Given task:
Assemble all lines in which the string "text" appears.

** Start Material supplied **

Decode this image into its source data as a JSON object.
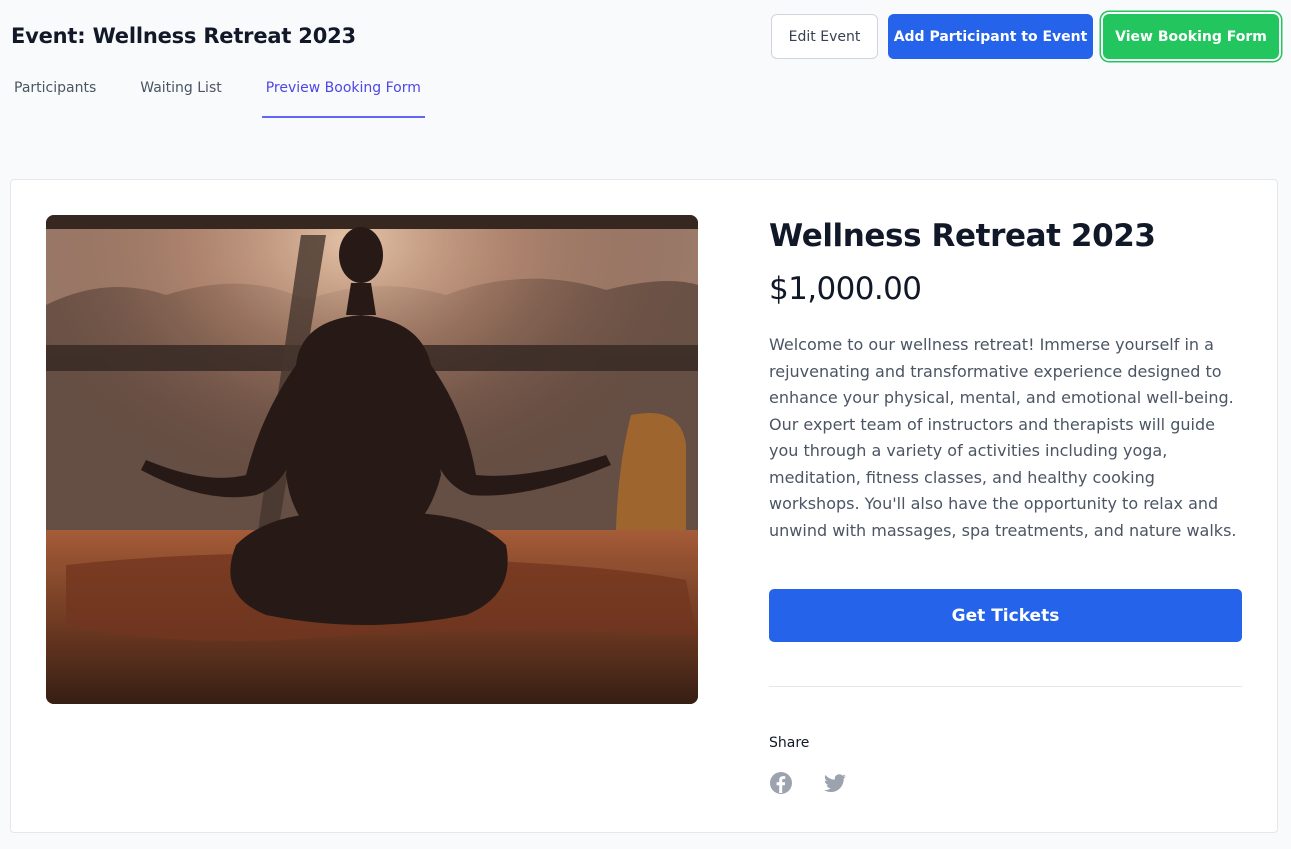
{
  "header": {
    "title": "Event: Wellness Retreat 2023",
    "buttons": {
      "edit": "Edit Event",
      "add": "Add Participant to Event",
      "view": "View Booking Form"
    }
  },
  "tabs": [
    {
      "label": "Participants"
    },
    {
      "label": "Waiting List"
    },
    {
      "label": "Preview Booking Form",
      "active": true
    }
  ],
  "event": {
    "name": "Wellness Retreat 2023",
    "price": "$1,000.00",
    "description": "Welcome to our wellness retreat! Immerse yourself in a rejuvenating and transformative experience designed to enhance your physical, mental, and emotional well-being. Our expert team of instructors and therapists will guide you through a variety of activities including yoga, meditation, fitness classes, and healthy cooking workshops. You'll also have the opportunity to relax and unwind with massages, spa treatments, and nature walks.",
    "cta": "Get Tickets",
    "share_label": "Share",
    "share_icons": [
      "facebook-icon",
      "twitter-icon"
    ]
  },
  "colors": {
    "primary": "#2563eb",
    "success": "#22c55e",
    "active_tab": "#4f46e5"
  }
}
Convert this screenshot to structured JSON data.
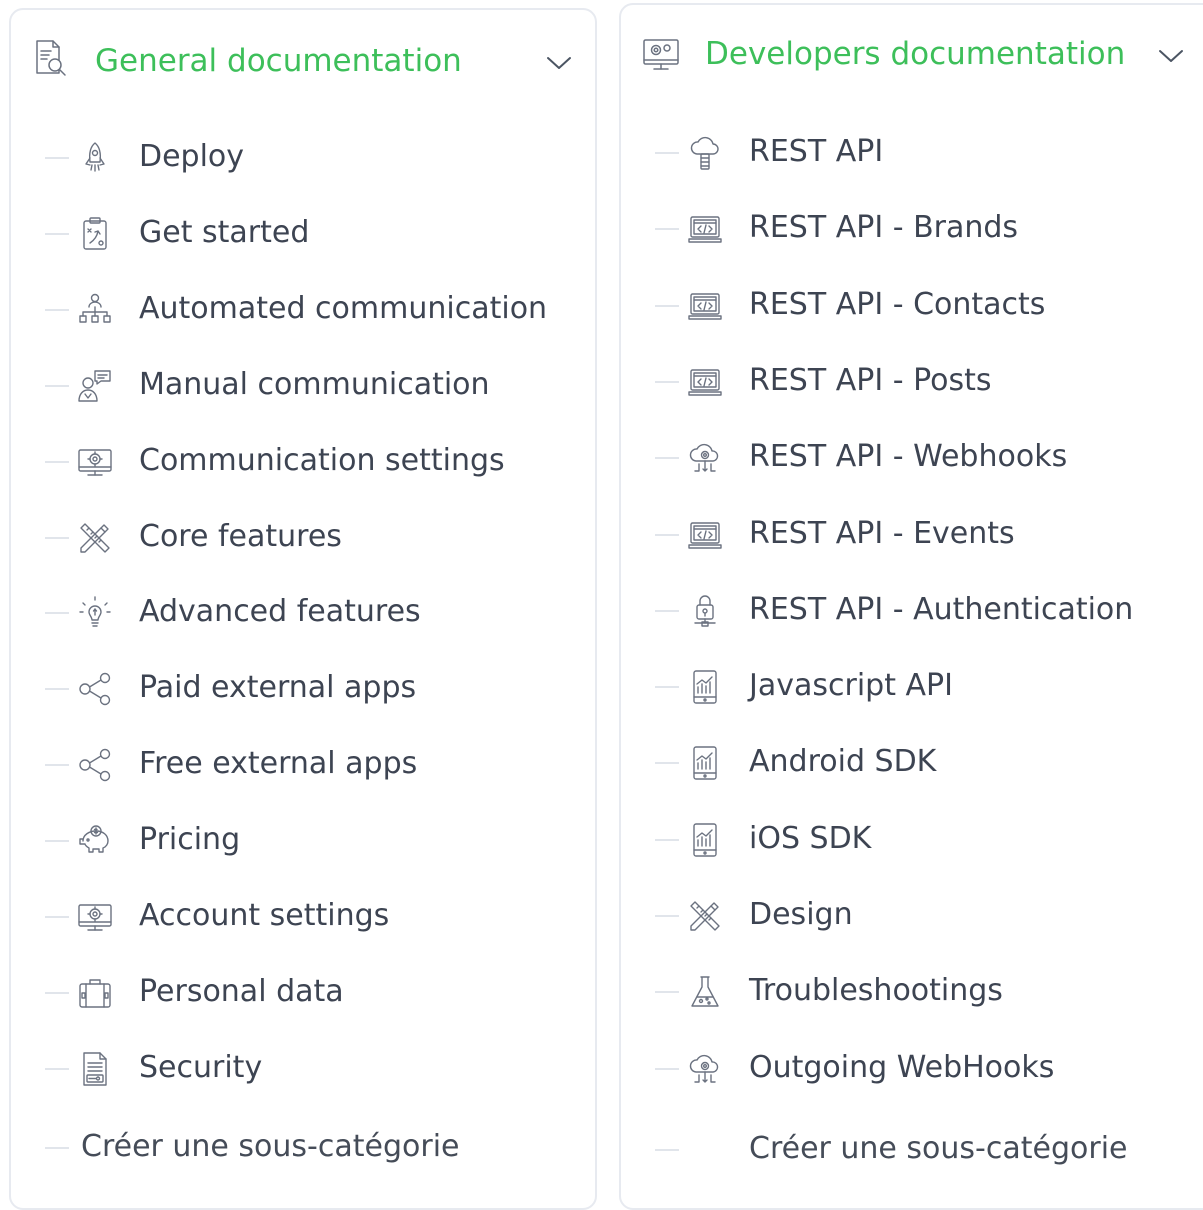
{
  "general": {
    "title": "General documentation",
    "header_icon": "document-search-icon",
    "items": [
      {
        "label": "Deploy",
        "icon": "rocket-icon"
      },
      {
        "label": "Get started",
        "icon": "clipboard-strategy-icon"
      },
      {
        "label": "Automated communication",
        "icon": "org-chart-icon"
      },
      {
        "label": "Manual communication",
        "icon": "person-chat-icon"
      },
      {
        "label": "Communication settings",
        "icon": "monitor-gear-icon"
      },
      {
        "label": "Core features",
        "icon": "pencil-ruler-icon"
      },
      {
        "label": "Advanced features",
        "icon": "lightbulb-icon"
      },
      {
        "label": "Paid external apps",
        "icon": "share-icon"
      },
      {
        "label": "Free external apps",
        "icon": "share-icon"
      },
      {
        "label": "Pricing",
        "icon": "piggy-bank-icon"
      },
      {
        "label": "Account settings",
        "icon": "monitor-gear-icon"
      },
      {
        "label": "Personal data",
        "icon": "briefcase-icon"
      },
      {
        "label": "Security",
        "icon": "document-key-icon"
      }
    ],
    "create_label": "Créer une sous-catégorie"
  },
  "developers": {
    "title": "Developers documentation",
    "header_icon": "monitor-gear-icon",
    "items": [
      {
        "label": "REST API",
        "icon": "cloud-server-icon"
      },
      {
        "label": "REST API - Brands",
        "icon": "code-laptop-icon"
      },
      {
        "label": "REST API - Contacts",
        "icon": "code-laptop-icon"
      },
      {
        "label": "REST API - Posts",
        "icon": "code-laptop-icon"
      },
      {
        "label": "REST API - Webhooks",
        "icon": "cloud-gear-icon"
      },
      {
        "label": "REST API - Events",
        "icon": "code-laptop-icon"
      },
      {
        "label": "REST API - Authentication",
        "icon": "lock-network-icon"
      },
      {
        "label": "Javascript API",
        "icon": "tablet-chart-icon"
      },
      {
        "label": "Android SDK",
        "icon": "tablet-chart-icon"
      },
      {
        "label": "iOS SDK",
        "icon": "tablet-chart-icon"
      },
      {
        "label": "Design",
        "icon": "pencil-ruler-icon"
      },
      {
        "label": "Troubleshootings",
        "icon": "flask-icon"
      },
      {
        "label": "Outgoing WebHooks",
        "icon": "cloud-gear-icon"
      }
    ],
    "create_label": "Créer une sous-catégorie"
  },
  "colors": {
    "accent": "#3dbf5a",
    "text": "#3d4452",
    "border": "#e7eaf0",
    "icon": "#6b7280"
  }
}
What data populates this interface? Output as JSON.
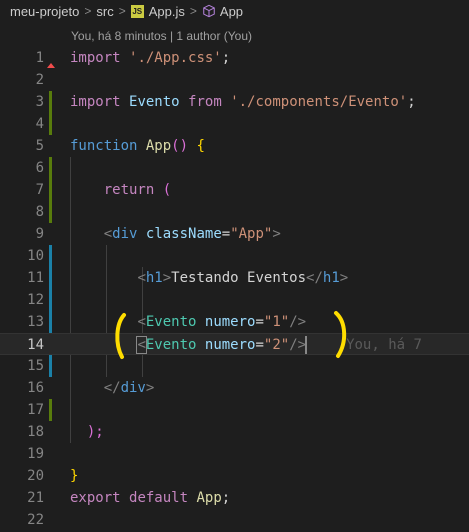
{
  "breadcrumb": {
    "project": "meu-projeto",
    "folder": "src",
    "file": "App.js",
    "file_badge": "JS",
    "symbol": "App",
    "separator": ">"
  },
  "blame_header": "You, há 8 minutos | 1 author (You)",
  "inline_blame": "You, há 7",
  "lines": [
    {
      "n": "1"
    },
    {
      "n": "2"
    },
    {
      "n": "3"
    },
    {
      "n": "4"
    },
    {
      "n": "5"
    },
    {
      "n": "6"
    },
    {
      "n": "7"
    },
    {
      "n": "8"
    },
    {
      "n": "9"
    },
    {
      "n": "10"
    },
    {
      "n": "11"
    },
    {
      "n": "12"
    },
    {
      "n": "13"
    },
    {
      "n": "14"
    },
    {
      "n": "15"
    },
    {
      "n": "16"
    },
    {
      "n": "17"
    },
    {
      "n": "18"
    },
    {
      "n": "19"
    },
    {
      "n": "20"
    },
    {
      "n": "21"
    },
    {
      "n": "22"
    }
  ],
  "tokens": {
    "l1": [
      "import",
      "'./App.css'",
      ";"
    ],
    "l3": [
      "import",
      "Evento",
      "from",
      "'./components/Evento'",
      ";"
    ],
    "l5": [
      "function",
      "App",
      "()",
      "{"
    ],
    "l7": [
      "return",
      "("
    ],
    "l9": [
      "<",
      "div",
      "className",
      "=",
      "\"App\"",
      ">"
    ],
    "l11": [
      "<",
      "h1",
      ">",
      "Testando Eventos",
      "</",
      "h1",
      ">"
    ],
    "l13": [
      "<",
      "Evento",
      "numero",
      "=",
      "\"1\"",
      "/>"
    ],
    "l14": [
      "<",
      "Evento",
      "numero",
      "=",
      "\"2\"",
      "/>"
    ],
    "l16": [
      "</",
      "div",
      ">"
    ],
    "l18": [
      ");"
    ],
    "l20": [
      "}"
    ],
    "l21": [
      "export",
      "default",
      "App",
      ";"
    ]
  },
  "colors": {
    "background": "#1e1e1e",
    "added_gutter": "#587c0c",
    "modified_gutter": "#1b81a8",
    "annotation_yellow": "#ffdd00"
  }
}
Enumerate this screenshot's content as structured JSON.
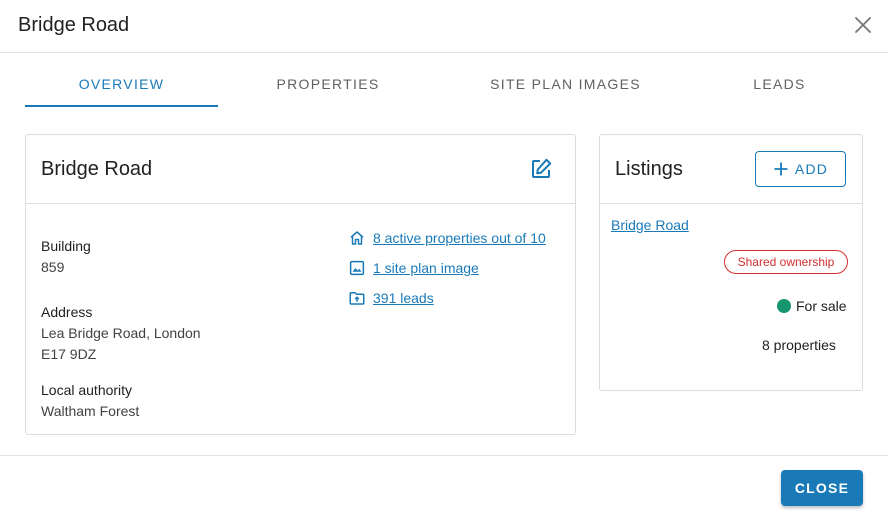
{
  "dialog": {
    "title": "Bridge Road",
    "close_icon": "close-icon"
  },
  "tabs": [
    {
      "label": "OVERVIEW",
      "active": true
    },
    {
      "label": "PROPERTIES",
      "active": false
    },
    {
      "label": "SITE PLAN IMAGES",
      "active": false
    },
    {
      "label": "LEADS",
      "active": false
    }
  ],
  "overview": {
    "title": "Bridge Road",
    "edit_icon": "edit-icon",
    "fields": {
      "building_label": "Building",
      "building_value": "859",
      "address_label": "Address",
      "address_line1": "Lea Bridge Road, London",
      "address_line2": "E17 9DZ",
      "authority_label": "Local authority",
      "authority_value": "Waltham Forest"
    },
    "links": [
      {
        "icon": "home-icon",
        "text": "8 active properties out of 10"
      },
      {
        "icon": "image-icon",
        "text": "1 site plan image"
      },
      {
        "icon": "folder-icon",
        "text": "391 leads"
      }
    ]
  },
  "listings": {
    "title": "Listings",
    "add_label": "ADD",
    "add_icon": "plus-icon",
    "item": {
      "name": "Bridge Road",
      "badge": "Shared ownership",
      "status": "For sale",
      "status_color": "#16956e",
      "count": "8 properties"
    }
  },
  "footer": {
    "close_label": "CLOSE"
  },
  "colors": {
    "accent": "#1a7ab8",
    "badge": "#d32f2f"
  }
}
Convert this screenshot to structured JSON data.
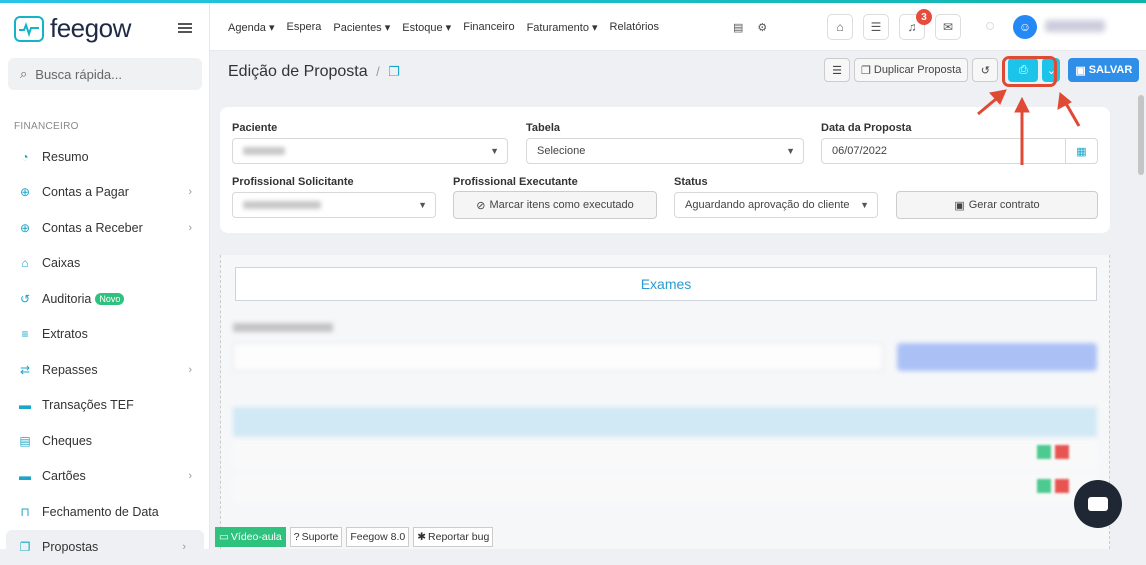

** End Material supplied **

Task result:
    "text": "#3d4452",
        "text": "8 active properties out of 10"
        "text": "1 site plan image"
        "text": "391 leads"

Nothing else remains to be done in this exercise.